## PROBLEM REQUIREMENTS
Render the records below as a numbered list, omitting the blank lines and leaving out the pictures.

### MATERIAL TO PROCESS

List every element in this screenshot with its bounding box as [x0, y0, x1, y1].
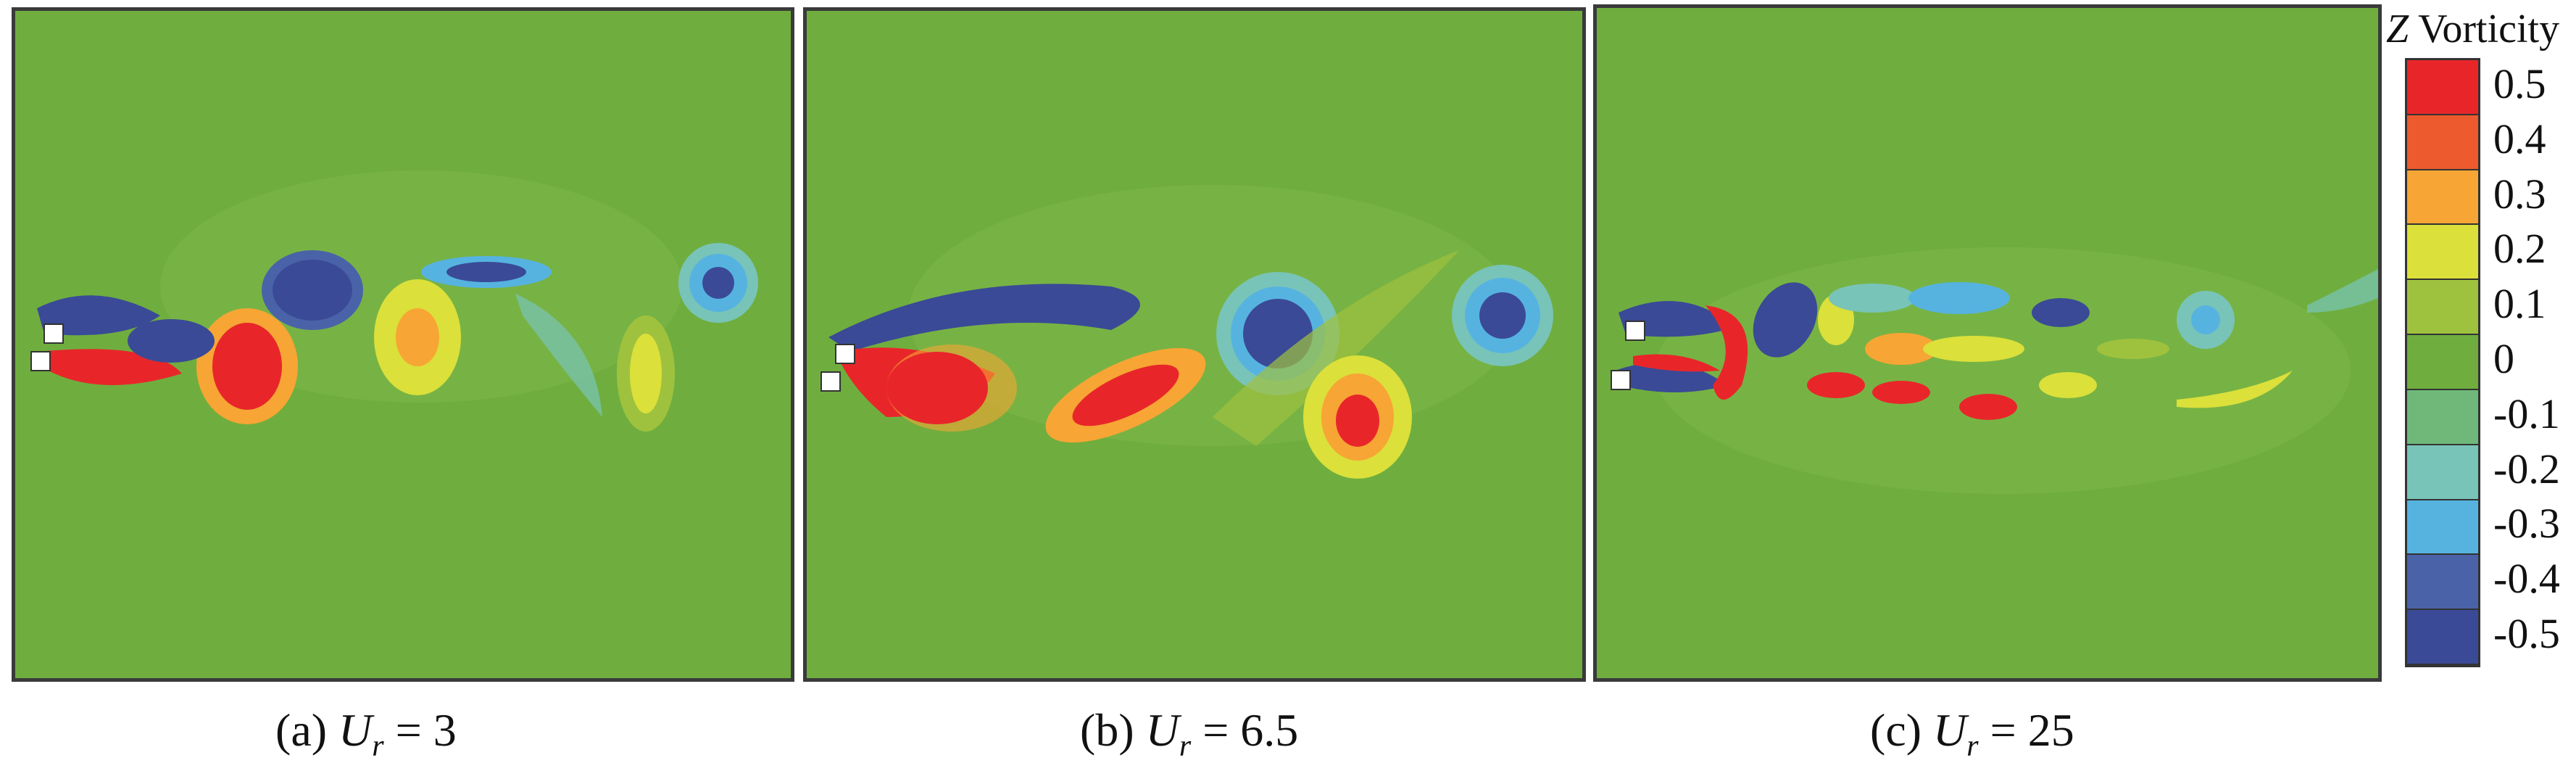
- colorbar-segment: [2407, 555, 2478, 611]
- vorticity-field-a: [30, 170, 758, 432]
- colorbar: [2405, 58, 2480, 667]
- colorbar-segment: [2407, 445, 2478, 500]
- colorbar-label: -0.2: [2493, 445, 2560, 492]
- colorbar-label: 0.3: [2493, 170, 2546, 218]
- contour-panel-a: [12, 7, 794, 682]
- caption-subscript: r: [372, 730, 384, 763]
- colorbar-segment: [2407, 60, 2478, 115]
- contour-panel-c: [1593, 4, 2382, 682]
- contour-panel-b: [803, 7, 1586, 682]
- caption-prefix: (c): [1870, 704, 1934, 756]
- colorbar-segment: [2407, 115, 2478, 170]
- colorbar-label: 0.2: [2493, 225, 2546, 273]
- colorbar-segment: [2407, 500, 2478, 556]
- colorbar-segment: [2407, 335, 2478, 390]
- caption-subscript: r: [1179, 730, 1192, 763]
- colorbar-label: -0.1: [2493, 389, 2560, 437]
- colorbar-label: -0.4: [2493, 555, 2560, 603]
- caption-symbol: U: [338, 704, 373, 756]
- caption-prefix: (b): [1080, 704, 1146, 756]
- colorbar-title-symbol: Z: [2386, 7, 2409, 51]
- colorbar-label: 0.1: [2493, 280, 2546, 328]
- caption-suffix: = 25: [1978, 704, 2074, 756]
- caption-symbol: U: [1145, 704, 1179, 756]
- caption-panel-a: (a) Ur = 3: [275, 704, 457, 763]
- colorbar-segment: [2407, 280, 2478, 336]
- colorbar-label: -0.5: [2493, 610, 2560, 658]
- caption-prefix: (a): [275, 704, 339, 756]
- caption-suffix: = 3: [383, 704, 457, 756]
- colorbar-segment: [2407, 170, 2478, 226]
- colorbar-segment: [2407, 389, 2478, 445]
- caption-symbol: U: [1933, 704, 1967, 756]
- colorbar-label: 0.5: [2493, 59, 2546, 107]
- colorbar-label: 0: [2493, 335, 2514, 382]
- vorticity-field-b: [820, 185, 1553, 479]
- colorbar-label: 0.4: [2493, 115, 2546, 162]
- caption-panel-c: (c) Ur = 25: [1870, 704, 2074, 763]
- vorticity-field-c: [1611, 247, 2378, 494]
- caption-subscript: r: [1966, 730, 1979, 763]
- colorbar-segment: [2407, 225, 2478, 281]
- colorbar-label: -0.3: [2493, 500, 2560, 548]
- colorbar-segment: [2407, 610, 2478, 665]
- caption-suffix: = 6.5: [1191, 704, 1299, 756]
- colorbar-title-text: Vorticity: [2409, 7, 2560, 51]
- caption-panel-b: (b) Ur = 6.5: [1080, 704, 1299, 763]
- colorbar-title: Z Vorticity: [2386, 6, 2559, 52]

######

## RESULT OF THE EXERCISE
1. List every element in this screenshot with its bounding box as [x0, y0, x1, y1].
2. - colorbar-segment: [2407, 555, 2478, 611]
3. - vorticity-field-a: [30, 170, 758, 432]
4. - colorbar: [2405, 58, 2480, 667]
5. - colorbar-segment: [2407, 445, 2478, 500]
6. - colorbar-label: -0.2: [2493, 445, 2560, 492]
7. - colorbar-label: 0.3: [2493, 170, 2546, 218]
8. - contour-panel-a: [12, 7, 794, 682]
9. - caption-subscript: r: [372, 730, 384, 763]
10. - colorbar-segment: [2407, 60, 2478, 115]
11. - contour-panel-c: [1593, 4, 2382, 682]
12. - contour-panel-b: [803, 7, 1586, 682]
13. - caption-prefix: (c): [1870, 704, 1934, 756]
14. - colorbar-segment: [2407, 115, 2478, 170]
15. - colorbar-label: 0.2: [2493, 225, 2546, 273]
16. - colorbar-segment: [2407, 500, 2478, 556]
17. - colorbar-segment: [2407, 335, 2478, 390]
18. - caption-subscript: r: [1179, 730, 1192, 763]
19. - colorbar-label: -0.1: [2493, 389, 2560, 437]
20. - colorbar-label: -0.4: [2493, 555, 2560, 603]
21. - caption-symbol: U: [338, 704, 373, 756]
22. - caption-prefix: (b): [1080, 704, 1146, 756]
23. - colorbar-title-symbol: Z: [2386, 7, 2409, 51]
24. - colorbar-label: 0.1: [2493, 280, 2546, 328]
25. - caption-suffix: = 25: [1978, 704, 2074, 756]
26. - caption-symbol: U: [1145, 704, 1179, 756]
27. - caption-panel-a: (a) Ur = 3: [275, 704, 457, 763]
28. - colorbar-segment: [2407, 280, 2478, 336]
29. - colorbar-label: -0.5: [2493, 610, 2560, 658]
30. - caption-prefix: (a): [275, 704, 339, 756]
31. - caption-suffix: = 3: [383, 704, 457, 756]
32. - colorbar-segment: [2407, 170, 2478, 226]
33. - colorbar-segment: [2407, 389, 2478, 445]
34. - caption-symbol: U: [1933, 704, 1967, 756]
35. - colorbar-label: 0.5: [2493, 59, 2546, 107]
36. - colorbar-label: 0: [2493, 335, 2514, 382]
37. - vorticity-field-b: [820, 185, 1553, 479]
38. - colorbar-label: 0.4: [2493, 115, 2546, 162]
39. - caption-panel-c: (c) Ur = 25: [1870, 704, 2074, 763]
40. - vorticity-field-c: [1611, 247, 2378, 494]
41. - caption-subscript: r: [1966, 730, 1979, 763]
42. - colorbar-segment: [2407, 225, 2478, 281]
43. - colorbar-label: -0.3: [2493, 500, 2560, 548]
44. - colorbar-segment: [2407, 610, 2478, 665]
45. - caption-suffix: = 6.5: [1191, 704, 1299, 756]
46. - colorbar-title-text: Vorticity: [2409, 7, 2560, 51]
47. - caption-panel-b: (b) Ur = 6.5: [1080, 704, 1299, 763]
48. - colorbar-title: Z Vorticity: [2386, 6, 2559, 52]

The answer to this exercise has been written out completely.